— start of INFORMATION GIVEN —
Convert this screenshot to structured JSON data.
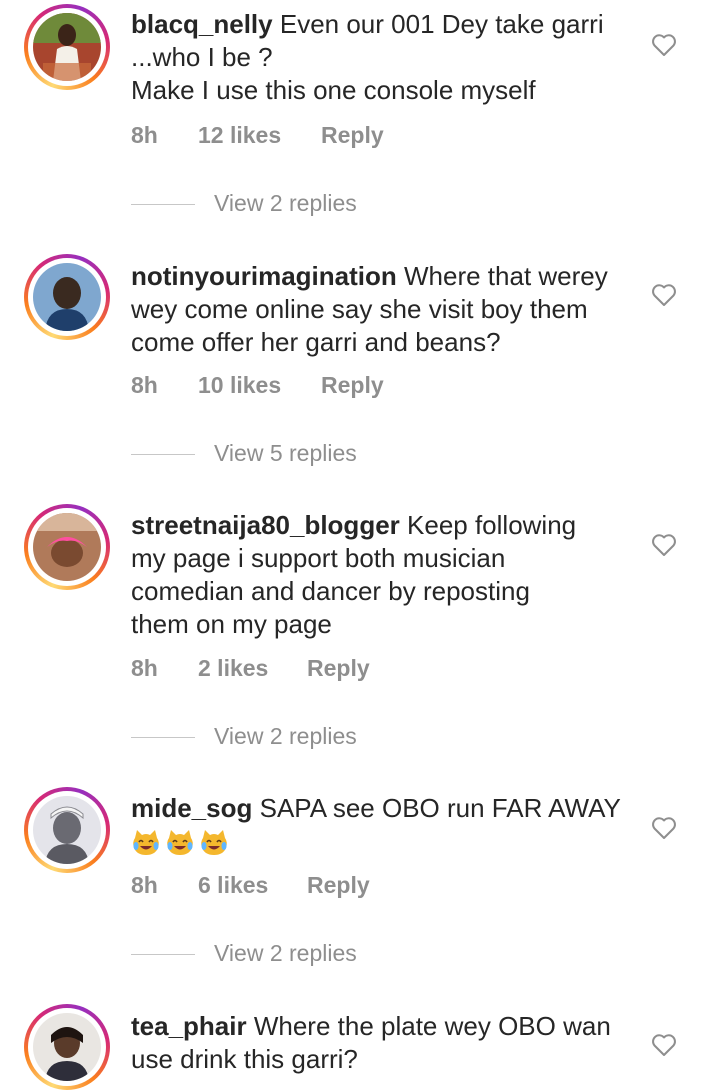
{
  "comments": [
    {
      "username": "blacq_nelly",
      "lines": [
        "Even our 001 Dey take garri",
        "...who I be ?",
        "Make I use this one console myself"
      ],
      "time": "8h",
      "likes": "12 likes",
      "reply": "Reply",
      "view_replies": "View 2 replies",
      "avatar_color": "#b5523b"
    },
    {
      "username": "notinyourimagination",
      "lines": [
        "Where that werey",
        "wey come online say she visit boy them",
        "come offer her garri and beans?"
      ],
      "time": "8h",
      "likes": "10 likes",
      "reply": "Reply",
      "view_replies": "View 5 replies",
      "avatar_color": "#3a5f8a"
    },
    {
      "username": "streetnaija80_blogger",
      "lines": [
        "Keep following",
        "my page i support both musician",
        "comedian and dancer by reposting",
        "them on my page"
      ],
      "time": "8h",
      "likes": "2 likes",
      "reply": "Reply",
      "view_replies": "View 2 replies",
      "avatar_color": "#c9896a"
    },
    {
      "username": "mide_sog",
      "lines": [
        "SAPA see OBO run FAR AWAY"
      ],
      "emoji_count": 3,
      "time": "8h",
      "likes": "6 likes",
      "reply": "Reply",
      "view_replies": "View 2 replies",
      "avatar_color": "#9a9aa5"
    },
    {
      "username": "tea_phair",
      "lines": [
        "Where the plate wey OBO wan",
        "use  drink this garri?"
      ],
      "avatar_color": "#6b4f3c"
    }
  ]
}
— end of INFORMATION GIVEN —
§ SET TASK
Transcribe the material exactly, leaving every picture out.

§ WRITTEN RESPONSE
Convert this screenshot to structured JSON data.
{
  "comments": [
    {
      "username": "blacq_nelly",
      "lines": [
        "Even our 001 Dey take garri",
        "...who I be ?",
        "Make I use this one console myself"
      ],
      "time": "8h",
      "likes": "12 likes",
      "reply": "Reply",
      "view_replies": "View 2 replies",
      "avatar_color": "#b5523b"
    },
    {
      "username": "notinyourimagination",
      "lines": [
        "Where that werey",
        "wey come online say she visit boy them",
        "come offer her garri and beans?"
      ],
      "time": "8h",
      "likes": "10 likes",
      "reply": "Reply",
      "view_replies": "View 5 replies",
      "avatar_color": "#3a5f8a"
    },
    {
      "username": "streetnaija80_blogger",
      "lines": [
        "Keep following",
        "my page i support both musician",
        "comedian and dancer by reposting",
        "them on my page"
      ],
      "time": "8h",
      "likes": "2 likes",
      "reply": "Reply",
      "view_replies": "View 2 replies",
      "avatar_color": "#c9896a"
    },
    {
      "username": "mide_sog",
      "lines": [
        "SAPA see OBO run FAR AWAY"
      ],
      "emoji_count": 3,
      "time": "8h",
      "likes": "6 likes",
      "reply": "Reply",
      "view_replies": "View 2 replies",
      "avatar_color": "#9a9aa5"
    },
    {
      "username": "tea_phair",
      "lines": [
        "Where the plate wey OBO wan",
        "use  drink this garri?"
      ],
      "avatar_color": "#6b4f3c"
    }
  ]
}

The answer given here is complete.